Start of PROVIDED RECORDS

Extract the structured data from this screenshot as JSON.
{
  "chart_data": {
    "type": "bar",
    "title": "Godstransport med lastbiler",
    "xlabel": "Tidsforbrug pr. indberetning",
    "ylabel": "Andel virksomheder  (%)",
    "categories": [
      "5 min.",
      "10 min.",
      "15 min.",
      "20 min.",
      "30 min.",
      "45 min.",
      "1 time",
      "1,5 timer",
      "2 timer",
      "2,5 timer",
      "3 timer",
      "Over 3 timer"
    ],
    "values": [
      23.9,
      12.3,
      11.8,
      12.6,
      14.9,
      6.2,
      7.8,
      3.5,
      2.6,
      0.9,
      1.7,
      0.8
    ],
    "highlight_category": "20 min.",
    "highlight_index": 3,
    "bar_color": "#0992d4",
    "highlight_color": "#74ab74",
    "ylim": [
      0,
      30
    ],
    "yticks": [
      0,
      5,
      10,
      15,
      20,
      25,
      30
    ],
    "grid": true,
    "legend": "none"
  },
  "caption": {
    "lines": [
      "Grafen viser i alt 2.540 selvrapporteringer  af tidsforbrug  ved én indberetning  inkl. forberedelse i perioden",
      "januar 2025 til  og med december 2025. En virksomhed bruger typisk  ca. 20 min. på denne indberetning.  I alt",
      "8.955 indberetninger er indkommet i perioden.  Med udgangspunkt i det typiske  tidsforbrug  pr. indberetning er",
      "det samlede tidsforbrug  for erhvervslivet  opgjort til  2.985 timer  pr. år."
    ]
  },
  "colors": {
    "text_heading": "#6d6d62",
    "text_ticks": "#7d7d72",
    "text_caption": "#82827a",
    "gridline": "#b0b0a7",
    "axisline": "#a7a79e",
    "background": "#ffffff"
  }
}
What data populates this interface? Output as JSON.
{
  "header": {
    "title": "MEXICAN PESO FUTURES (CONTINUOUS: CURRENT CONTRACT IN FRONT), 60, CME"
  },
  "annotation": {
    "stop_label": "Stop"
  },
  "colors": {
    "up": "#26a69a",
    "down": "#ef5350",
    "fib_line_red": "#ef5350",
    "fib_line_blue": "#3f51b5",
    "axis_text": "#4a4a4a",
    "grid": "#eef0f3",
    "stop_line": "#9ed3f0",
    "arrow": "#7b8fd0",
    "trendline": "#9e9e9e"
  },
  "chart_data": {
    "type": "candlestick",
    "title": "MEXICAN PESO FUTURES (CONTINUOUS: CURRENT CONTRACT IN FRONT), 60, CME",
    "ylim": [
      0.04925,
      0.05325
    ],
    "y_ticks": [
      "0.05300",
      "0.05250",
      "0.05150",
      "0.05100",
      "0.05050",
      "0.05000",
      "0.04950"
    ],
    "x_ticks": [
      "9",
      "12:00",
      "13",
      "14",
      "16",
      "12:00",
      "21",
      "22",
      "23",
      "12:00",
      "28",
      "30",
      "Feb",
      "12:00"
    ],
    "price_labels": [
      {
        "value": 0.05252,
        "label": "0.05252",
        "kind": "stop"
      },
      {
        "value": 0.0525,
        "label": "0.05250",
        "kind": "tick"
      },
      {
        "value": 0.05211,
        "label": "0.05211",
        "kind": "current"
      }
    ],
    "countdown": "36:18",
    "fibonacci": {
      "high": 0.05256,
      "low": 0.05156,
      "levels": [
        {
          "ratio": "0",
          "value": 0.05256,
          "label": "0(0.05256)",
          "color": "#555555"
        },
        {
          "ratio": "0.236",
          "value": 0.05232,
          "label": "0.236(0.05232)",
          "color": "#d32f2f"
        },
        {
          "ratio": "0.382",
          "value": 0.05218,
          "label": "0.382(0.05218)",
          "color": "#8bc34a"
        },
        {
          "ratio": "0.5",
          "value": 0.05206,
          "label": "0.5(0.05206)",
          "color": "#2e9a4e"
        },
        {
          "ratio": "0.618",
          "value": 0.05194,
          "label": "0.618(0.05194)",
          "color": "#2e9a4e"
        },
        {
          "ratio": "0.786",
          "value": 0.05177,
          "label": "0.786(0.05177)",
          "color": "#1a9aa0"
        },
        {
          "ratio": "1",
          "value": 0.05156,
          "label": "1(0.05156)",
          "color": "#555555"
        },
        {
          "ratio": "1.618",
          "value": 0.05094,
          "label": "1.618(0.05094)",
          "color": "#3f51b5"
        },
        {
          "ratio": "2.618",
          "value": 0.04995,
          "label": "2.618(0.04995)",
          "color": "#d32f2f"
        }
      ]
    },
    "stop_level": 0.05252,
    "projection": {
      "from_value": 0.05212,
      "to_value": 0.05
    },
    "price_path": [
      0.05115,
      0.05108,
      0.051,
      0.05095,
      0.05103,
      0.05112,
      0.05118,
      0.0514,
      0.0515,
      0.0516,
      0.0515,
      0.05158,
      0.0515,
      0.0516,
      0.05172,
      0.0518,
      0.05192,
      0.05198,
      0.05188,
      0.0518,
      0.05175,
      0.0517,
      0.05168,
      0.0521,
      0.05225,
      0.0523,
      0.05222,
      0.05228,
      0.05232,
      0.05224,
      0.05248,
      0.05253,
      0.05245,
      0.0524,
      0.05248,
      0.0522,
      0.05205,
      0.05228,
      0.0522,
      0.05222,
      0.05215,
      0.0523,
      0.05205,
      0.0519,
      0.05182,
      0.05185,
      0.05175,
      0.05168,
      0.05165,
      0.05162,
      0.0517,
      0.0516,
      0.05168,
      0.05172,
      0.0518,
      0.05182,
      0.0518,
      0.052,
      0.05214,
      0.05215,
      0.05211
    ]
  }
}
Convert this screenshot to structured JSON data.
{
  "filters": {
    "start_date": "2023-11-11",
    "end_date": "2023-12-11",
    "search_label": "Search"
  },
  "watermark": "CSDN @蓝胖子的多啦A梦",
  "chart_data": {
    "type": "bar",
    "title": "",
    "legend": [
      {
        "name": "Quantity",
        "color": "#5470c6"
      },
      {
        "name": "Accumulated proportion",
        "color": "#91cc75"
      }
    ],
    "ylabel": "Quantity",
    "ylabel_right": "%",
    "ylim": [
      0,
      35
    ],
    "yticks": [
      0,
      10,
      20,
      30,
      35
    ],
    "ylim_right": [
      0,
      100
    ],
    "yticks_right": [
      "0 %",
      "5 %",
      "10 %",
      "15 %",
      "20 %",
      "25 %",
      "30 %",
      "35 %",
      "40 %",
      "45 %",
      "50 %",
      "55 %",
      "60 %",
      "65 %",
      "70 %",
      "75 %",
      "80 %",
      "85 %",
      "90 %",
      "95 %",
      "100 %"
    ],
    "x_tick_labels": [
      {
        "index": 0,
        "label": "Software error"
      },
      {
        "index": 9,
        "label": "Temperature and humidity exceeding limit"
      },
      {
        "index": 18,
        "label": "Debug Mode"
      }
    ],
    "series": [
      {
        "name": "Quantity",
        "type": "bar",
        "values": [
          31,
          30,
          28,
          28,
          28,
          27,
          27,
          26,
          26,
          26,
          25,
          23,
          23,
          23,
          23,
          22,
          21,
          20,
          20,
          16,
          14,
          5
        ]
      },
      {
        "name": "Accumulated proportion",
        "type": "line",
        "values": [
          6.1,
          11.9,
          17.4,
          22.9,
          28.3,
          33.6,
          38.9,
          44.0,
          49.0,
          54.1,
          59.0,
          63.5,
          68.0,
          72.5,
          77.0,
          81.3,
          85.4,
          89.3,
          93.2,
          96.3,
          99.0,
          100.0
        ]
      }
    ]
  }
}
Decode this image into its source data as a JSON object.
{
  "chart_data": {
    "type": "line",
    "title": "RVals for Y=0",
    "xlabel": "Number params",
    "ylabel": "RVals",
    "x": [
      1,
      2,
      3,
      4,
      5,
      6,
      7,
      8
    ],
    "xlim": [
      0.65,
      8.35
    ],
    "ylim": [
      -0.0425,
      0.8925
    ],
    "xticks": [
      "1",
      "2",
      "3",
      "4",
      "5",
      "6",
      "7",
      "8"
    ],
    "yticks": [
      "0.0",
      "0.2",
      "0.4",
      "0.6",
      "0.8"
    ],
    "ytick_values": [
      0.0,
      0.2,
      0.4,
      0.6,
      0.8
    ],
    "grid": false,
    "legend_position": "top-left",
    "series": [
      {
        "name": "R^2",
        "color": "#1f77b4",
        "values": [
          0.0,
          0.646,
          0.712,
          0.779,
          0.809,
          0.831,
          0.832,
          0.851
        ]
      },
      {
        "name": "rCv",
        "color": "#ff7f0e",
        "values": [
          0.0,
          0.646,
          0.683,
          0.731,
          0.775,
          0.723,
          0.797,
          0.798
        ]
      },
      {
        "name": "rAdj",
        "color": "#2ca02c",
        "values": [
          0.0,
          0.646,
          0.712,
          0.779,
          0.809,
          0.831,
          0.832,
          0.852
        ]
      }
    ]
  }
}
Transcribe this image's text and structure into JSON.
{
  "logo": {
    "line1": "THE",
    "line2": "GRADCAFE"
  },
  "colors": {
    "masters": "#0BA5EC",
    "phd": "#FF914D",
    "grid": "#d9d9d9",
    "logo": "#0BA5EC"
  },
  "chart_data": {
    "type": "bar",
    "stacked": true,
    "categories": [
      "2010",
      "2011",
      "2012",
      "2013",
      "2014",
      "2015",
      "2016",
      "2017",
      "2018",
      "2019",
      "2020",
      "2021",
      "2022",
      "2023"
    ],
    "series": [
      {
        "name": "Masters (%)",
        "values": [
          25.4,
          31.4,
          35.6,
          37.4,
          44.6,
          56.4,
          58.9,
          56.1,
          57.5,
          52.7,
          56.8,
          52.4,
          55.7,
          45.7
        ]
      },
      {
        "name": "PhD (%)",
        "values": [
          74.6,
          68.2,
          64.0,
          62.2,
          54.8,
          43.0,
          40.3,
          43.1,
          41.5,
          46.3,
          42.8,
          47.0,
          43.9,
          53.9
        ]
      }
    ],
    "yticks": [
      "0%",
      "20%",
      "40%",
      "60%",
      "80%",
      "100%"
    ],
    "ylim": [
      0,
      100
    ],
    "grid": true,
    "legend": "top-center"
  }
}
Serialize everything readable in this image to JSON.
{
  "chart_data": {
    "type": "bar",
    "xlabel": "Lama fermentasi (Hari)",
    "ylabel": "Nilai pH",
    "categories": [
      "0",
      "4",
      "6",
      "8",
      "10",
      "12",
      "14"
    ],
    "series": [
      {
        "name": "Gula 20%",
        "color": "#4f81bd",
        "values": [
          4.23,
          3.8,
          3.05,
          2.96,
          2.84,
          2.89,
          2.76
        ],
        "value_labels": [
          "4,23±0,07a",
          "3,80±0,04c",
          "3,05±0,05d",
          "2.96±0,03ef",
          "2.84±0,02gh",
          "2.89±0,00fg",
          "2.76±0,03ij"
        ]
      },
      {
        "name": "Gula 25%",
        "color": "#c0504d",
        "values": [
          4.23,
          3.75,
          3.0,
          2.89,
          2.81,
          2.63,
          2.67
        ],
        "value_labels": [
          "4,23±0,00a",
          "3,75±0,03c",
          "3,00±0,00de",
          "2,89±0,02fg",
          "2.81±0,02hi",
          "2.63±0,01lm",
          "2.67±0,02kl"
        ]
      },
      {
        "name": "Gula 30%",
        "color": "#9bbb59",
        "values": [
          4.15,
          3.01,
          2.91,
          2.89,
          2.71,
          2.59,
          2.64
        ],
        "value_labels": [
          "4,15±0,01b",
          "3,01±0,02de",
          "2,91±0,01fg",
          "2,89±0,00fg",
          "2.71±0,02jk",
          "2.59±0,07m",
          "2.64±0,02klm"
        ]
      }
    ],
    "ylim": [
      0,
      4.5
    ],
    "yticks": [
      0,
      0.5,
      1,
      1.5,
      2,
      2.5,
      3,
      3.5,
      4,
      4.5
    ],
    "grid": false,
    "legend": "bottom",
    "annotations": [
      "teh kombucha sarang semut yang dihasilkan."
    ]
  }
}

End of PROVIDED RECORDS

▶ [TASK TO COMPLETE]:
Search the data for the string "name" and copy each line where it appears.

▶ [THE ANSWER]:
        "name": "Quantity",
        "name": "Accumulated proportion",
        "name": "Quantity",
        "name": "Accumulated proportion",
        "name": "R^2",
        "name": "rCv",
        "name": "rAdj",
        "name": "Masters (%)",
        "name": "PhD (%)",
        "name": "Gula 20%",
        "name": "Gula 25%",
        "name": "Gula 30%",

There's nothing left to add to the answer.